── Document passage
We can also assist with Interim Managers if needed.

Need to recruit? 


Expatria Human Resources is conducting executive search and recruitment assignments since 1988 for international groups from its Paris and Stockholm offices. Our work method helps our clients target and attract the best people for their business.

Extensive network
During these years we have built a broad network and a huge database with business contacts and potential candidates. Our network also includes lawyers, consultants, accountants and other useful contacts that can be helpful both during a recruitment process and when establishing business in a new market.

Interactive process
In our recruitments we pay much attention to an interactive process and a close cooperation with our client. Initially, we go through with our client the candidate profiles to look for, based on our client’s job description or a description developed between us. This description will be used as a guideline during the search and will be transmitted to candidates that we contact for a confidential interview. We also discuss with our customer whether we may openly communicate the name of the company.

Broad approach
We often suggest a broad approach, based on our own database and external databases (including LinkedIn and others), our various networks, targeted executive search (headhunting) and some recruitment ads on some relevant recruitment web sites, in order to come up with a wide selection of interesting candidates. If our customer prefers us not to contact or approach some companies or persons, we wish to be informed before the beginning of our search.

Candidate selection
We will contact interesting potential candidates for an initial first interview by telephone. The most interesting candidates will be invited to a confidential face-to-face interview, where we inform them of the characteristics of the company and of the position. Throughout the recruitment process we continuously give feedback to our client. Next, we prepare a summary of the most interesting candidates corresponding to the required profile. We will send CV’s and our comments about these candidates to our client and discuss them together, in order to agree upon what candidates our client wants to meet. We adapt to our customer’s wish regarding the number of candidates to be presented.

Presentation of finalists, references
Finally a presentation of finalists will be organized, if possible during one day, or within a short period of time. The time span from start-up to presentation of final candidates is normally 6-8 weeks, but can be shortened if needed. After the presentation of final candidates our customer decides with which candidate(s) to negotiate about an employment contract. We will check references for the preferred candidate(s), and stay in close contact with both our customer and the final candidate(s) during the whole final negotiation phase.

We always follow up on each recruitment mission. We inform candidates that were not selected. We follow up both with our client and with the selected candidate, in order to achieve a successful recruitment for all parties.


We mainly recruit for international groups in French speaking countries, in German speaking countries and in the Nordic countries. We focus on differences between business cultures in different countries and especially what is required for a local candidate to function well with the recruiting company’s values and business culture.

Below some reflections regarding recruitments in our main markets: 


What to consider when recruiting in France
Some oversimplified images: approximately 67 million inhabitants. Large differences in attitudes between the different regions. Centrally controlled from Paris in terms of both politics and economy. A hierarchical society, often tougher for the French themselves than for those who come from another country and can allow themselves, and be forgiven, a few shortcuts, closed to those who are trained to follow the system.
────
> _What is asked_:
(1) Answer these questions using the recruitment text:
(a) Since what year has Expatria Human Resources carried out executive search and recruitment assignments?
(b) How long does it normally take from start-up to the presentation of final candidates?
(c) About how many inhabitants does France have?
(2) Repeat the part of the recruitment text starting at "What to consider" and ending at "follow the system.".
(3) Translate this sentence from the recruitment text into Spanish: "We always follow up on each recruitment mission."
── Data excerpt
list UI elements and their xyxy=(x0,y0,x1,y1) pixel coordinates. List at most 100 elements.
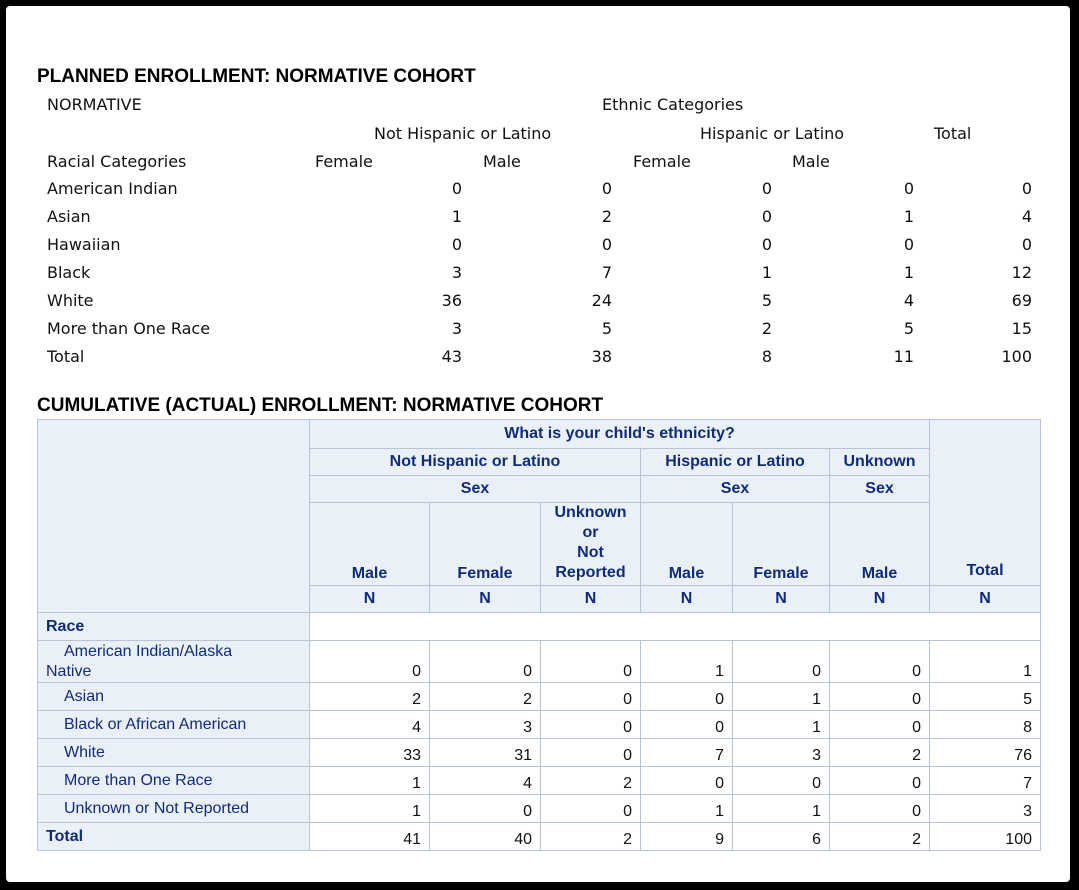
────
> _Answers provided_:
(1)
(a) Since 1988.
(b) Normally 6-8 weeks.
(c) Approximately 67 million.

(2)
What to consider when recruiting in France
Some oversimplified images: approximately 67 million inhabitants. Large differences in attitudes between the different regions. Centrally controlled from Paris in terms of both politics and economy. A hierarchical society, often tougher for the French themselves than for those who come from another country and can allow themselves, and be forgiven, a few shortcuts, closed to those who are trained to follow the system.

(3) Siempre hacemos un seguimiento de cada misión de reclutamiento.